Objective: Here are some records; quote them exactly, leaving out the pictures.

Listed records:
════
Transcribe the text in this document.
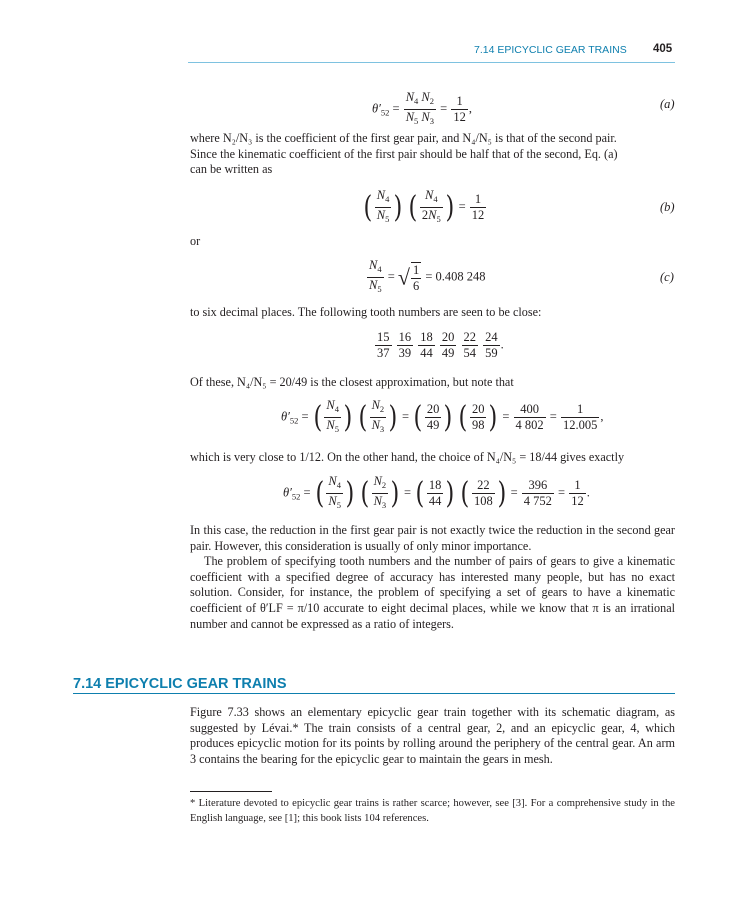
7.14 EPICYCLIC GEAR TRAINS 405
$\theta'_{52} = \frac{N_4 N_2}{N_5 N_3} = \frac{1}{12}$ ,	(a)

where N₂/N₃ is the coefficient of the first gear pair, and N₄/N₅ is that of the second pair.

Since the kinematic coefficient of the first pair should be half that of the second, Eq. (a)

can be written as

( $\frac{N_4}{N_5}$ ) ( $\frac{N_4}{2N_5}$ ) = $\frac{1}{12}$	(b)
or
$\frac{N_4}{N_5}$ = √ $\frac{1}{6} = 0.408$ 248	(c)

to six decimal places. The following tooth numbers are seen to be close:

$\frac{15}{37}$
$\frac{16}{39}$
$\frac{18}{44}$
$\frac{20}{49}$
$\frac{22}{54}$
$\frac{24}{59}$ .

Of these, N₄/N₅ = 20/49 is the closest approximation, but note that

$\theta'_{52}$ = ( $\frac{N_4}{N_5}$ ) ( $\frac{N_2}{N_3}$ ) = ( $\frac{20}{49}$ ) ( $\frac{20}{98}$ ) = $\frac{400}{4 802} = \frac{1}{12.005}$ ,

which is very close to 1/12. On the other hand, the choice of N₄/N₅ = 18/44 gives exactly

$\theta'_{52}$ = ( $\frac{N_4}{N_5}$ ) ( $\frac{N_2}{N_3}$ ) = ( $\frac{18}{44}$ ) ( $\frac{22}{108}$ ) = $\frac{396}{4 752} = \frac{1}{12}$ .

In this case, the reduction in the first gear pair is not exactly twice the reduction in the second gear pair. However, this consideration is usually of only minor importance.

The problem of specifying tooth numbers and the number of pairs of gears to give a kinematic coefficient with a specified degree of accuracy has interested many people, but has no exact solution. Consider, for instance, the problem of specifying a set of gears to have a kinematic coefficient of θ′LF = π/10 accurate to eight decimal places, while we know that π is an irrational number and cannot be expressed as a ratio of integers.

7.14 EPICYCLIC GEAR TRAINS

Figure 7.33 shows an elementary epicyclic gear train together with its schematic diagram, as suggested by Lévai.* The train consists of a central gear, 2, and an epicyclic gear, 4, which produces epicyclic motion for its points by rolling around the periphery of the central gear. An arm 3 contains the bearing for the epicyclic gear to maintain the gears in mesh.

* Literature devoted to epicyclic gear trains is rather scarce; however, see [3]. For a comprehensive study in the English language, see [1]; this book lists 104 references.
════
Output for this task:
Transcribe the text in this document.
7.14 EPICYCLIC GEAR TRAINS 405
$\theta'_{52} = \frac{N_4 N_2}{N_5 N_3} = \frac{1}{12}$ ,	(a)

where N₂/N₃ is the coefficient of the first gear pair, and N₄/N₅ is that of the second pair.

Since the kinematic coefficient of the first pair should be half that of the second, Eq. (a)

can be written as

( $\frac{N_4}{N_5}$ ) ( $\frac{N_4}{2N_5}$ ) = $\frac{1}{12}$	(b)
or
$\frac{N_4}{N_5}$ = √ $\frac{1}{6} = 0.408$ 248	(c)

to six decimal places. The following tooth numbers are seen to be close:

$\frac{15}{37}$
$\frac{16}{39}$
$\frac{18}{44}$
$\frac{20}{49}$
$\frac{22}{54}$
$\frac{24}{59}$ .

Of these, N₄/N₅ = 20/49 is the closest approximation, but note that

$\theta'_{52}$ = ( $\frac{N_4}{N_5}$ ) ( $\frac{N_2}{N_3}$ ) = ( $\frac{20}{49}$ ) ( $\frac{20}{98}$ ) = $\frac{400}{4 802} = \frac{1}{12.005}$ ,

which is very close to 1/12. On the other hand, the choice of N₄/N₅ = 18/44 gives exactly

$\theta'_{52}$ = ( $\frac{N_4}{N_5}$ ) ( $\frac{N_2}{N_3}$ ) = ( $\frac{18}{44}$ ) ( $\frac{22}{108}$ ) = $\frac{396}{4 752} = \frac{1}{12}$ .

In this case, the reduction in the first gear pair is not exactly twice the reduction in the second gear pair. However, this consideration is usually of only minor importance.

The problem of specifying tooth numbers and the number of pairs of gears to give a kinematic coefficient with a specified degree of accuracy has interested many people, but has no exact solution. Consider, for instance, the problem of specifying a set of gears to have a kinematic coefficient of θ′LF = π/10 accurate to eight decimal places, while we know that π is an irrational number and cannot be expressed as a ratio of integers.

7.14 EPICYCLIC GEAR TRAINS

Figure 7.33 shows an elementary epicyclic gear train together with its schematic diagram, as suggested by Lévai.* The train consists of a central gear, 2, and an epicyclic gear, 4, which produces epicyclic motion for its points by rolling around the periphery of the central gear. An arm 3 contains the bearing for the epicyclic gear to maintain the gears in mesh.

* Literature devoted to epicyclic gear trains is rather scarce; however, see [3]. For a comprehensive study in the English language, see [1]; this book lists 104 references.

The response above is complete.